### EXERCISE DETAILS
Look through the lines below and extract any with the word "South".
━━ EXERCISE INPUTS ━━
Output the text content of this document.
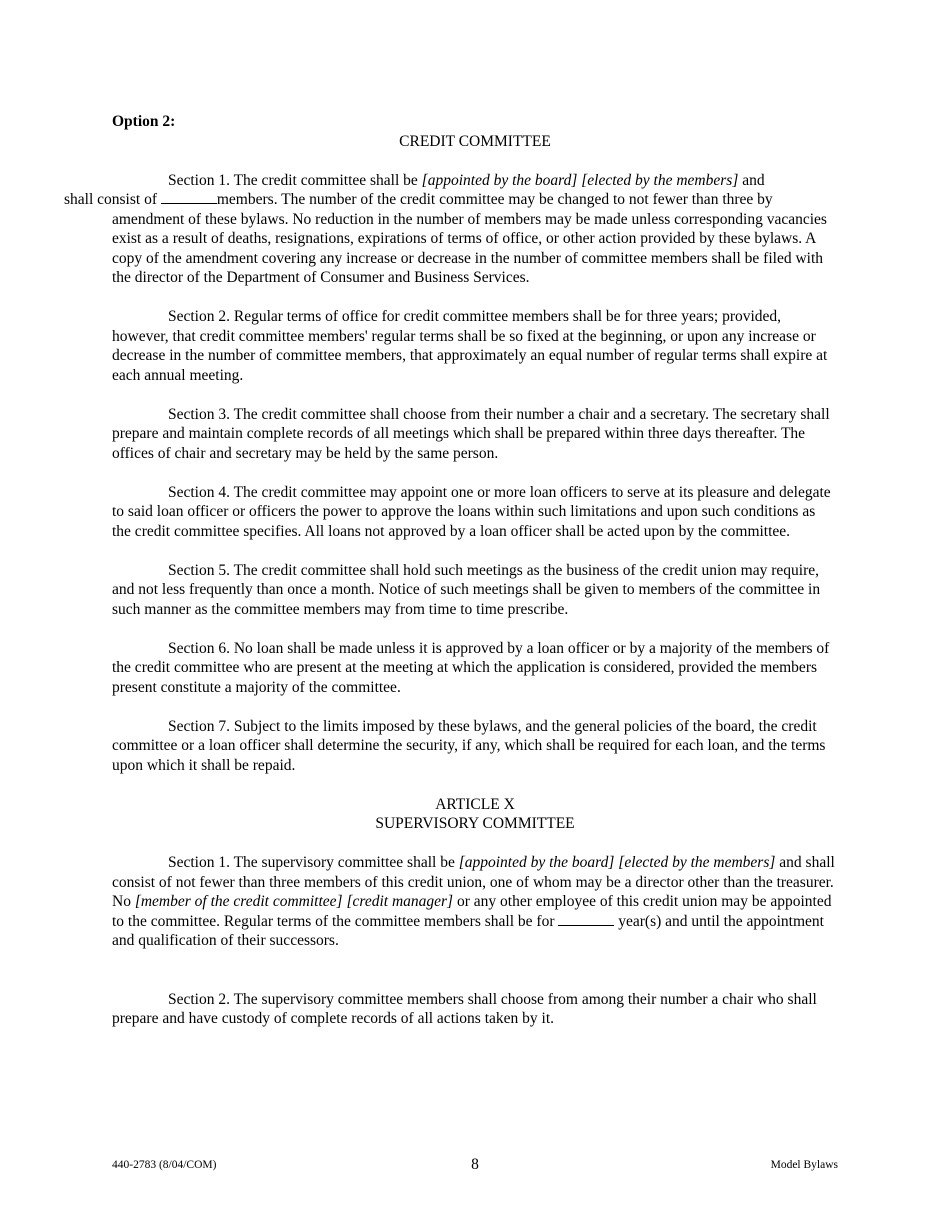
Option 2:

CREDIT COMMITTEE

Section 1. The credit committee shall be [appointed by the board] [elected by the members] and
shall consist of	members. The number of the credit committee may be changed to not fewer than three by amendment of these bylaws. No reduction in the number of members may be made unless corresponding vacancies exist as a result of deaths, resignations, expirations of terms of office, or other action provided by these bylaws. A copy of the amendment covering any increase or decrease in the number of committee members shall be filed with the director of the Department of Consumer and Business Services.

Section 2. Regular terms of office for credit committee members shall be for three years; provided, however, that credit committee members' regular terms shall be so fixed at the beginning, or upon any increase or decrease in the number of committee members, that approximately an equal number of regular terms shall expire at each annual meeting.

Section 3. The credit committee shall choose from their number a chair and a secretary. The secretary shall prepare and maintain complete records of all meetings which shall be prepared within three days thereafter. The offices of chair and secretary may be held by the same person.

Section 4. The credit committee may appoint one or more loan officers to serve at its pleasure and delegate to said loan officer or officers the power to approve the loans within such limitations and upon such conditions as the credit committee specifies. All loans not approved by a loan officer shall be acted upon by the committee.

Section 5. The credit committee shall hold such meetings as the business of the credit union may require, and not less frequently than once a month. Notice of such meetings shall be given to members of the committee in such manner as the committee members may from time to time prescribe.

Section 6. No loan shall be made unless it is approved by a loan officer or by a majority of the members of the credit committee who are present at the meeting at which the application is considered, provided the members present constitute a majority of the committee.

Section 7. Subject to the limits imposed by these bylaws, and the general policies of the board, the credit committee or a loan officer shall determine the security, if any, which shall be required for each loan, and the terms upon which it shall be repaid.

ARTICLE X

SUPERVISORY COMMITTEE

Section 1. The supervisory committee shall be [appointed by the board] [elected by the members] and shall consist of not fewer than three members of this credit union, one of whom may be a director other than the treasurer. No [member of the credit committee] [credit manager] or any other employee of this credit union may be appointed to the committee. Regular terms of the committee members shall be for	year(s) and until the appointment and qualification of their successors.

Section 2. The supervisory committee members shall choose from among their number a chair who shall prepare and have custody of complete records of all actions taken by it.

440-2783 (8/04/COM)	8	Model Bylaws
━━━
━━ EXERCISE INPUTS ━━
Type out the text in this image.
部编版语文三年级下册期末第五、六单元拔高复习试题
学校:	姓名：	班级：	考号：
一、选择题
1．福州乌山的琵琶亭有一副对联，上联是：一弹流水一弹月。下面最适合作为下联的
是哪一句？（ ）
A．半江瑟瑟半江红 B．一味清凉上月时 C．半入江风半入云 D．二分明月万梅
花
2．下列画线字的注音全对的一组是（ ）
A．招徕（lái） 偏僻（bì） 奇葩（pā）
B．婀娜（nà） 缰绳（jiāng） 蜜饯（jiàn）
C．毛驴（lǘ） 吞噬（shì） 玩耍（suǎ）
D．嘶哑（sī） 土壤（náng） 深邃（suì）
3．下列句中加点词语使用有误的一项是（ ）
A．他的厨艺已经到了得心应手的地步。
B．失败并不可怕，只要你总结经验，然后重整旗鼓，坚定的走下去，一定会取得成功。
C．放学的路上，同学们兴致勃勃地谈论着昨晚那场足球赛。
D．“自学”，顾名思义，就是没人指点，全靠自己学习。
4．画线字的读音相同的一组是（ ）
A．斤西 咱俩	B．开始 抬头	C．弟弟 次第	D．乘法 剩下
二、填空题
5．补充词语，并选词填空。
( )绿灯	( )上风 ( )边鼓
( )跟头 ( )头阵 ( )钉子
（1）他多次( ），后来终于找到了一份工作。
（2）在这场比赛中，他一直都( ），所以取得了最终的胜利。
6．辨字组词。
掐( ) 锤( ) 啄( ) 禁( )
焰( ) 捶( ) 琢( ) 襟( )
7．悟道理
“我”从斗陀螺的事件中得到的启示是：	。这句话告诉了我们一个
━━━
━━ EXERCISE INPUTS ━━
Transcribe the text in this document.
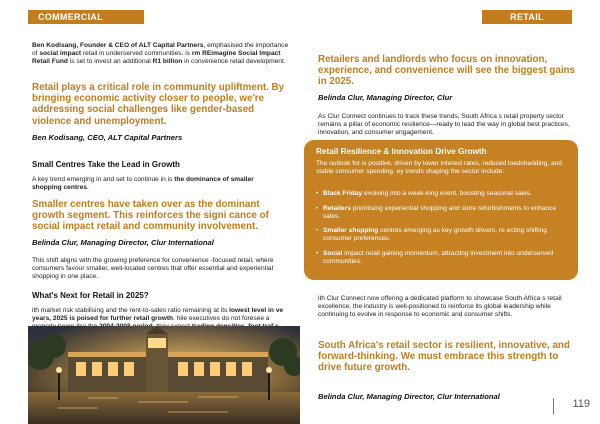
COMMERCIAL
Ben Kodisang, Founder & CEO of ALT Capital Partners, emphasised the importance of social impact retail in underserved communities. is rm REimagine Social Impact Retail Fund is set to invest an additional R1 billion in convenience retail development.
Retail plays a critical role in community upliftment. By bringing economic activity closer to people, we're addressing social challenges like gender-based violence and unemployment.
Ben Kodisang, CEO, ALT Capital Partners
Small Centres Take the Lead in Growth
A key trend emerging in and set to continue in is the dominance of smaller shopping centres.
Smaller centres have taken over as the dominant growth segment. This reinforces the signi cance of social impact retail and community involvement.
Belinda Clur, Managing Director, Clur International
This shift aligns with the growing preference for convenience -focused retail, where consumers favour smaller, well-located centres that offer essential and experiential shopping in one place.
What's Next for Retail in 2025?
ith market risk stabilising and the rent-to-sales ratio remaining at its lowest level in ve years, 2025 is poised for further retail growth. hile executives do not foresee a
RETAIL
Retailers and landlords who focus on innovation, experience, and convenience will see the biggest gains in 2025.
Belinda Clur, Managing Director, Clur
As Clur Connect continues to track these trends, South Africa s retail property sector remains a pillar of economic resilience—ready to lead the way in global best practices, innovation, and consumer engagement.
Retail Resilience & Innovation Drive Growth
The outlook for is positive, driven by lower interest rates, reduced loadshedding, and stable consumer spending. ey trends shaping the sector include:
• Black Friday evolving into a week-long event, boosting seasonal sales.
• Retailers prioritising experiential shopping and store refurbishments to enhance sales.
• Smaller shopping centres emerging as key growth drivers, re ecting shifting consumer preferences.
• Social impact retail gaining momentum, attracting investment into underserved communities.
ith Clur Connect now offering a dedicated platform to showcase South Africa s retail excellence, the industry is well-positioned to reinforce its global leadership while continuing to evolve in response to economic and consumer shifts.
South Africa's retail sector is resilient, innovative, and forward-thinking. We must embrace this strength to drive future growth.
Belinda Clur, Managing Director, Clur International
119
━━━
### SOLUTION TO THIS EXERCISE
As Clur Connect continues to track these trends, South Africa s retail property sector remains a pillar of economic resilience—ready to lead the way in global best practices, innovation, and consumer engagement.
ith Clur Connect now offering a dedicated platform to showcase South Africa s retail excellence, the industry is well-positioned to reinforce its global leadership while continuing to evolve in response to economic and consumer shifts.
South Africa's retail sector is resilient, innovative, and forward-thinking. We must embrace this strength to drive future growth.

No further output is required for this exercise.